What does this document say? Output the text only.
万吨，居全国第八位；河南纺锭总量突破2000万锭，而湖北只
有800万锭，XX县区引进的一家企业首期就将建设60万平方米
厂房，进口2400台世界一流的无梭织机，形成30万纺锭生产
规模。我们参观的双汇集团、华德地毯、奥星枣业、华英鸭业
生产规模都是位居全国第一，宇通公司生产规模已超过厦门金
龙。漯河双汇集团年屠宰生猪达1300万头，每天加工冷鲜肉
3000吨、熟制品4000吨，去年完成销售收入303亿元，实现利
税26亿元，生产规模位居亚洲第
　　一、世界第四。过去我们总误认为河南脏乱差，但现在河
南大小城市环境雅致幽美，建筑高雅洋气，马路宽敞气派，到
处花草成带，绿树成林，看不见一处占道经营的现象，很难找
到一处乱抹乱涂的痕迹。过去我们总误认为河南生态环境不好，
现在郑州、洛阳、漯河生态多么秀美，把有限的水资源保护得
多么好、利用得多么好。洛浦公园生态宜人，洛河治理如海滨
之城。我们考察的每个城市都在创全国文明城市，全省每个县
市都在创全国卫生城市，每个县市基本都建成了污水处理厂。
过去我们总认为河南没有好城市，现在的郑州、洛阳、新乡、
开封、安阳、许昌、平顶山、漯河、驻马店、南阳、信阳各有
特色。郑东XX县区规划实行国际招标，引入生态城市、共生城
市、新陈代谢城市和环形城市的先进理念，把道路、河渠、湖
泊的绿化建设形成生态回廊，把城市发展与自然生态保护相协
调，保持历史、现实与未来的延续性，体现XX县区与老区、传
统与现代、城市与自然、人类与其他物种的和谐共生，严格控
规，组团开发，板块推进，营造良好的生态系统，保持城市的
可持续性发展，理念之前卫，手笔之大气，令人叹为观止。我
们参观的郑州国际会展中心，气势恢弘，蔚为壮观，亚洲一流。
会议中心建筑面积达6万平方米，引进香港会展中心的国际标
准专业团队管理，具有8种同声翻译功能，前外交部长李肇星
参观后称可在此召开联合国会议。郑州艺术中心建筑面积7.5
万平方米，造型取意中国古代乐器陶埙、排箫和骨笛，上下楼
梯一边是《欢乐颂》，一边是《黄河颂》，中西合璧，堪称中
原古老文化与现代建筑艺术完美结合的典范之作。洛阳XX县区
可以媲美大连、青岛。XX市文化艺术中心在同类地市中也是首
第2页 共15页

Exercise details. Transcribe all of the entries without altering anything.

Problem solution.
What does this document say? Output the text only.
万吨，居全国第八位；河南纺锭总量突破2000万锭，而湖北只
有800万锭，XX县区引进的一家企业首期就将建设60万平方米
厂房，进口2400台世界一流的无梭织机，形成30万纺锭生产
规模。我们参观的双汇集团、华德地毯、奥星枣业、华英鸭业
生产规模都是位居全国第一，宇通公司生产规模已超过厦门金
龙。漯河双汇集团年屠宰生猪达1300万头，每天加工冷鲜肉
3000吨、熟制品4000吨，去年完成销售收入303亿元，实现利
税26亿元，生产规模位居亚洲第
　　一、世界第四。过去我们总误认为河南脏乱差，但现在河
南大小城市环境雅致幽美，建筑高雅洋气，马路宽敞气派，到
处花草成带，绿树成林，看不见一处占道经营的现象，很难找
到一处乱抹乱涂的痕迹。过去我们总误认为河南生态环境不好，
现在郑州、洛阳、漯河生态多么秀美，把有限的水资源保护得
多么好、利用得多么好。洛浦公园生态宜人，洛河治理如海滨
之城。我们考察的每个城市都在创全国文明城市，全省每个县
市都在创全国卫生城市，每个县市基本都建成了污水处理厂。
过去我们总认为河南没有好城市，现在的郑州、洛阳、新乡、
开封、安阳、许昌、平顶山、漯河、驻马店、南阳、信阳各有
特色。郑东XX县区规划实行国际招标，引入生态城市、共生城
市、新陈代谢城市和环形城市的先进理念，把道路、河渠、湖
泊的绿化建设形成生态回廊，把城市发展与自然生态保护相协
调，保持历史、现实与未来的延续性，体现XX县区与老区、传
统与现代、城市与自然、人类与其他物种的和谐共生，严格控
规，组团开发，板块推进，营造良好的生态系统，保持城市的
可持续性发展，理念之前卫，手笔之大气，令人叹为观止。我
们参观的郑州国际会展中心，气势恢弘，蔚为壮观，亚洲一流。
会议中心建筑面积达6万平方米，引进香港会展中心的国际标
准专业团队管理，具有8种同声翻译功能，前外交部长李肇星
参观后称可在此召开联合国会议。郑州艺术中心建筑面积7.5
万平方米，造型取意中国古代乐器陶埙、排箫和骨笛，上下楼
梯一边是《欢乐颂》，一边是《黄河颂》，中西合璧，堪称中
原古老文化与现代建筑艺术完美结合的典范之作。洛阳XX县区
可以媲美大连、青岛。XX市文化艺术中心在同类地市中也是首
第2页 共15页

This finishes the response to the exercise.